### Deine Aufgabe
Beantworte anhand des Interviews zur Rente diese Fragen:
1. Welchen Posten hat Matthias W. Birkwald im Ausschuss für Arbeit und Soziales?
2. Welches Rentenniveau ließe sich laut Interview mit einem Beitragssatz von etwas über 20 Prozent finanzieren?
3. Bei wie viel Prozent liegt der offizielle Beitragssatz zur Rentenversicherung zurzeit?

### Ausgewählter Text
────

Ein Interview mit Matthias W. Birkwald, stellvertretender Vorsitzender des Ausschusses für Arbeit und Soziales, Die Linke.

Die gesetzliche Rentenversicherung hat ein Finanzierungsproblem, das sich auch noch massiv ausweiten wird. Dies ist bereits seit längerem bekannt. Wie sehen Ihre Pläne für die gesetzliche Rente aus?
Die Linke setzt sich für die Stärkung der Gesetzlichen Rentenversicherung ein. Die bewusst gerissenen Lücken in den sozialen Sicherungssystemen müssen geschlossen werden, so dass eine lebensstandardsichernde Rente für jede/n erreichbar ist. Mit einem Beitragssatz von etwas über 20 Prozent zur Rentenversicherung ließe sich ein Rentenniveau von 53 Prozent, also in lebensstandardsichernder Höhe, leicht und nachhaltig finanzieren. Zur Zeit liegt der offizielle Beitragssatz bei 18,6 Prozent, davon tragen Arbeitgeber*innen 9,3 Prozentpunkte, Arbeitnehmer*innen 9,3 Prozentpunkte - mit dem Unterschied, dass die abhängig Beschäftigten gehalten sind, mindestens weitere vier Prozent ihres Einkommens in die private Vorsorge zu stecken, ohne Arbeitgeberbeteiligung. Für jene liegt der Satz für die Altersvorsorge also bei mindestens 13,3 Prozent.

────

### Bereitgestelltes Material

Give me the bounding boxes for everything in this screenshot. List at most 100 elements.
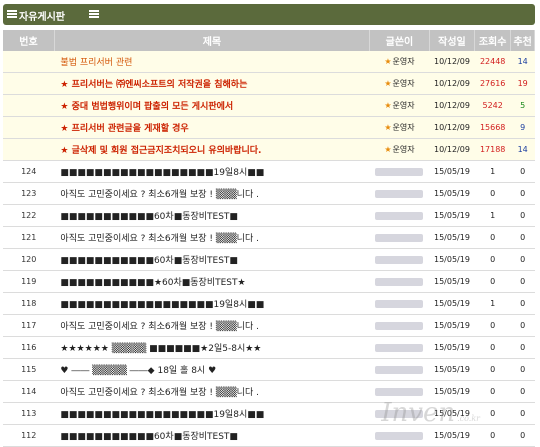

────

### Schriftliche Antwort
1. Er ist stellvertretender Vorsitzender.
2. Ein Rentenniveau von 53 Prozent.
3. Bei 18,6 Prozent.